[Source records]
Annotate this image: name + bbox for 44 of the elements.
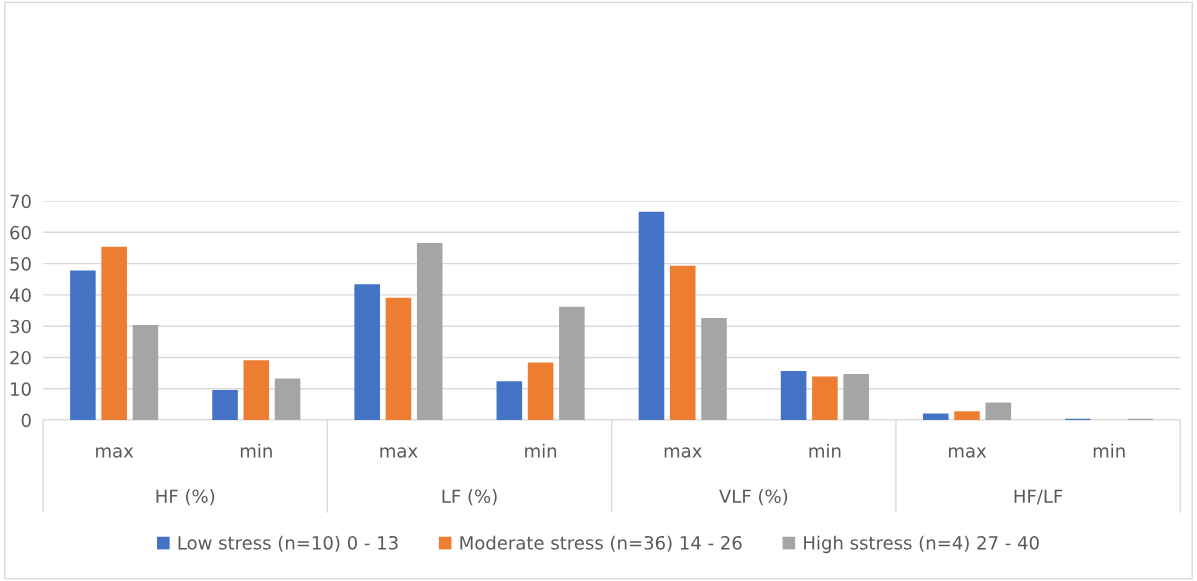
y-tick-label: 60 [10, 225, 31, 240]
bar [922, 413, 949, 421]
y-tick-label: 70 [10, 194, 31, 209]
bar [843, 374, 869, 421]
x-tick-label: min [525, 443, 557, 458]
x-tick-label: max [380, 447, 418, 458]
text: HF (%) [156, 489, 215, 506]
bar [701, 318, 727, 421]
bar [812, 376, 838, 421]
y-tick-label: 30 [10, 319, 31, 334]
y-tick-label: 10 [10, 382, 31, 396]
bar [212, 390, 238, 421]
bar [780, 370, 807, 421]
bar [354, 284, 380, 421]
x-tick-label: min [1093, 443, 1125, 458]
x-tick-label: max [96, 447, 134, 458]
bar [527, 362, 554, 421]
legend-label: High sstress (n=4) 27 - 40 [804, 535, 1039, 554]
bar [985, 402, 1012, 421]
bar [70, 270, 96, 421]
y-tick-label: 20 [10, 350, 31, 365]
bar [101, 246, 127, 421]
y-tick-label: 40 [9, 288, 31, 303]
legend-label: Low stress (n=10) 0 - 13 [178, 535, 398, 552]
bar [385, 297, 412, 421]
y-tick-label: 50 [10, 257, 31, 271]
bar [954, 411, 980, 421]
text: HF/LF [1014, 489, 1063, 505]
x-tick-label: max [949, 447, 987, 458]
text: VLF (%) [719, 489, 788, 506]
bar [132, 324, 159, 421]
bar [243, 360, 270, 421]
bar [274, 378, 301, 421]
legend-label: Moderate stress (n=36) 14 - 26 [460, 535, 742, 552]
y-tick-label: 0 [21, 413, 31, 428]
bar [496, 381, 523, 421]
x-tick-label: min [809, 443, 841, 458]
text: LF (%) [442, 489, 497, 506]
x-tick-label: min [240, 443, 272, 458]
x-tick-label: max [664, 447, 702, 458]
bar [638, 211, 665, 421]
bar [559, 306, 585, 421]
bar [669, 265, 696, 421]
bar [416, 242, 443, 421]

> **TO BE DONE**
Recast all of the rows above as a Markdown table with the columns Number and Line, giving each line its own number. Skip any blank lines and leave the picture out.

> **COMPLETED EXERCISE**
| Number | Line |
|---|---|
| 1 | Annotate this image: name + bbox for 44 of the elements. |
| 2 | y-tick-label: 60 [10, 225, 31, 240] |
| 3 | bar [922, 413, 949, 421] |
| 4 | y-tick-label: 70 [10, 194, 31, 209] |
| 5 | bar [843, 374, 869, 421] |
| 6 | x-tick-label: min [525, 443, 557, 458] |
| 7 | x-tick-label: max [380, 447, 418, 458] |
| 8 | text: HF (%) [156, 489, 215, 506] |
| 9 | bar [701, 318, 727, 421] |
| 10 | bar [812, 376, 838, 421] |
| 11 | y-tick-label: 30 [10, 319, 31, 334] |
| 12 | y-tick-label: 10 [10, 382, 31, 396] |
| 13 | bar [212, 390, 238, 421] |
| 14 | bar [780, 370, 807, 421] |
| 15 | bar [354, 284, 380, 421] |
| 16 | x-tick-label: min [1093, 443, 1125, 458] |
| 17 | x-tick-label: max [96, 447, 134, 458] |
| 18 | bar [527, 362, 554, 421] |
| 19 | legend-label: High sstress (n=4) 27 - 40 [804, 535, 1039, 554] |
| 20 | bar [985, 402, 1012, 421] |
| 21 | bar [70, 270, 96, 421] |
| 22 | y-tick-label: 20 [10, 350, 31, 365] |
| 23 | bar [101, 246, 127, 421] |
| 24 | y-tick-label: 40 [9, 288, 31, 303] |
| 25 | legend-label: Low stress (n=10) 0 - 13 [178, 535, 398, 552] |
| 26 | bar [385, 297, 412, 421] |
| 27 | y-tick-label: 50 [10, 257, 31, 271] |
| 28 | bar [954, 411, 980, 421] |
| 29 | text: HF/LF [1014, 489, 1063, 505] |
| 30 | x-tick-label: max [949, 447, 987, 458] |
| 31 | text: VLF (%) [719, 489, 788, 506] |
| 32 | bar [132, 324, 159, 421] |
| 33 | bar [243, 360, 270, 421] |
| 34 | bar [274, 378, 301, 421] |
| 35 | legend-label: Moderate stress (n=36) 14 - 26 [460, 535, 742, 552] |
| 36 | y-tick-label: 0 [21, 413, 31, 428] |
| 37 | bar [496, 381, 523, 421] |
| 38 | x-tick-label: min [809, 443, 841, 458] |
| 39 | text: LF (%) [442, 489, 497, 506] |
| 40 | x-tick-label: min [240, 443, 272, 458] |
| 41 | x-tick-label: max [664, 447, 702, 458] |
| 42 | bar [638, 211, 665, 421] |
| 43 | bar [559, 306, 585, 421] |
| 44 | bar [669, 265, 696, 421] |
| 45 | bar [416, 242, 443, 421] |